Directions:
Write out every entry exactly as it stands.

[Records about charts and figures]
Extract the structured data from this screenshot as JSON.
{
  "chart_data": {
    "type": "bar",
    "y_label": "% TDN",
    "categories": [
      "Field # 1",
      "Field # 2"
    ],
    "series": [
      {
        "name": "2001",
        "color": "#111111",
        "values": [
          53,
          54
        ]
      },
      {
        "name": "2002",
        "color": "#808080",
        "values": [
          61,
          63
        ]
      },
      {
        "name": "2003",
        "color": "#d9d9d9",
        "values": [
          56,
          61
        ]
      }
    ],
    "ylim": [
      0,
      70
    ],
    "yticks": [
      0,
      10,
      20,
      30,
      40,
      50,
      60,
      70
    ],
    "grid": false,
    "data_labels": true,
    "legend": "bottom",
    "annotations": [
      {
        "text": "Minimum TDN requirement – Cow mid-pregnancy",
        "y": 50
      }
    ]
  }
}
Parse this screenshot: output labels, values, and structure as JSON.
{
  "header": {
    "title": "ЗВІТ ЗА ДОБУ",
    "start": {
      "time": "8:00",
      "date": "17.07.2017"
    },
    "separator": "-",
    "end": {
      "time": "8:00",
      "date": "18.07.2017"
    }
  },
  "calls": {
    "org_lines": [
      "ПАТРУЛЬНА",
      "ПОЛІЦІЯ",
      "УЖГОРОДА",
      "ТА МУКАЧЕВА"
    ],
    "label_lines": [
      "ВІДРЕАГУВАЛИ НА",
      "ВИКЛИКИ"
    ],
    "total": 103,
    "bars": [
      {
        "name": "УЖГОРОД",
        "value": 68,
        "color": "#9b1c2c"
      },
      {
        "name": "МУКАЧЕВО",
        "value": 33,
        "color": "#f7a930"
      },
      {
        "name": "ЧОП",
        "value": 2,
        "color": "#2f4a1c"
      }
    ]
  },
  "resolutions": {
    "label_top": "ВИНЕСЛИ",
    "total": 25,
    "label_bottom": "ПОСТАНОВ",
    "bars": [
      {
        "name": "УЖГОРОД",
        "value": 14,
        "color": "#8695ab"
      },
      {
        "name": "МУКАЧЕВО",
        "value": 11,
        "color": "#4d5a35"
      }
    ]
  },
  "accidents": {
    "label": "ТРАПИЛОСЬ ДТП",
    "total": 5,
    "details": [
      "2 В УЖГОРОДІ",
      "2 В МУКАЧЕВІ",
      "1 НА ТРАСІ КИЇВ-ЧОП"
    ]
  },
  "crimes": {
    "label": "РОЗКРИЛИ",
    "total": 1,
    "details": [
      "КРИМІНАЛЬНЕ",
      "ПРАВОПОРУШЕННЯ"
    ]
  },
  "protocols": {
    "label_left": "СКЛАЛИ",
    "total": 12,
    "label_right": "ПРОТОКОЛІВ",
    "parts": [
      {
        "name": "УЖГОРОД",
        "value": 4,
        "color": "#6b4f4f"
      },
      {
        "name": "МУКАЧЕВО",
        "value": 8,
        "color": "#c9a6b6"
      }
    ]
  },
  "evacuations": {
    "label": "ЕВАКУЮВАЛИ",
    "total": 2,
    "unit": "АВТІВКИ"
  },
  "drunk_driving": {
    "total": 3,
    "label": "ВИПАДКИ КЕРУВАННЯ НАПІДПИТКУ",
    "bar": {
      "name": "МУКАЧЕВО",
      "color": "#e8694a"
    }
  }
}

Answer to the task:
Extract the structured data from this screenshot as JSON.
{
  "chart_data": {
    "type": "bar",
    "y_label": "% TDN",
    "categories": [
      "Field # 1",
      "Field # 2"
    ],
    "series": [
      {
        "name": "2001",
        "color": "#111111",
        "values": [
          53,
          54
        ]
      },
      {
        "name": "2002",
        "color": "#808080",
        "values": [
          61,
          63
        ]
      },
      {
        "name": "2003",
        "color": "#d9d9d9",
        "values": [
          56,
          61
        ]
      }
    ],
    "ylim": [
      0,
      70
    ],
    "yticks": [
      0,
      10,
      20,
      30,
      40,
      50,
      60,
      70
    ],
    "grid": false,
    "data_labels": true,
    "legend": "bottom",
    "annotations": [
      {
        "text": "Minimum TDN requirement – Cow mid-pregnancy",
        "y": 50
      }
    ]
  }
}
Parse this screenshot: output labels, values, and structure as JSON.
{
  "header": {
    "title": "ЗВІТ ЗА ДОБУ",
    "start": {
      "time": "8:00",
      "date": "17.07.2017"
    },
    "separator": "-",
    "end": {
      "time": "8:00",
      "date": "18.07.2017"
    }
  },
  "calls": {
    "org_lines": [
      "ПАТРУЛЬНА",
      "ПОЛІЦІЯ",
      "УЖГОРОДА",
      "ТА МУКАЧЕВА"
    ],
    "label_lines": [
      "ВІДРЕАГУВАЛИ НА",
      "ВИКЛИКИ"
    ],
    "total": 103,
    "bars": [
      {
        "name": "УЖГОРОД",
        "value": 68,
        "color": "#9b1c2c"
      },
      {
        "name": "МУКАЧЕВО",
        "value": 33,
        "color": "#f7a930"
      },
      {
        "name": "ЧОП",
        "value": 2,
        "color": "#2f4a1c"
      }
    ]
  },
  "resolutions": {
    "label_top": "ВИНЕСЛИ",
    "total": 25,
    "label_bottom": "ПОСТАНОВ",
    "bars": [
      {
        "name": "УЖГОРОД",
        "value": 14,
        "color": "#8695ab"
      },
      {
        "name": "МУКАЧЕВО",
        "value": 11,
        "color": "#4d5a35"
      }
    ]
  },
  "accidents": {
    "label": "ТРАПИЛОСЬ ДТП",
    "total": 5,
    "details": [
      "2 В УЖГОРОДІ",
      "2 В МУКАЧЕВІ",
      "1 НА ТРАСІ КИЇВ-ЧОП"
    ]
  },
  "crimes": {
    "label": "РОЗКРИЛИ",
    "total": 1,
    "details": [
      "КРИМІНАЛЬНЕ",
      "ПРАВОПОРУШЕННЯ"
    ]
  },
  "protocols": {
    "label_left": "СКЛАЛИ",
    "total": 12,
    "label_right": "ПРОТОКОЛІВ",
    "parts": [
      {
        "name": "УЖГОРОД",
        "value": 4,
        "color": "#6b4f4f"
      },
      {
        "name": "МУКАЧЕВО",
        "value": 8,
        "color": "#c9a6b6"
      }
    ]
  },
  "evacuations": {
    "label": "ЕВАКУЮВАЛИ",
    "total": 2,
    "unit": "АВТІВКИ"
  },
  "drunk_driving": {
    "total": 3,
    "label": "ВИПАДКИ КЕРУВАННЯ НАПІДПИТКУ",
    "bar": {
      "name": "МУКАЧЕВО",
      "color": "#e8694a"
    }
  }
}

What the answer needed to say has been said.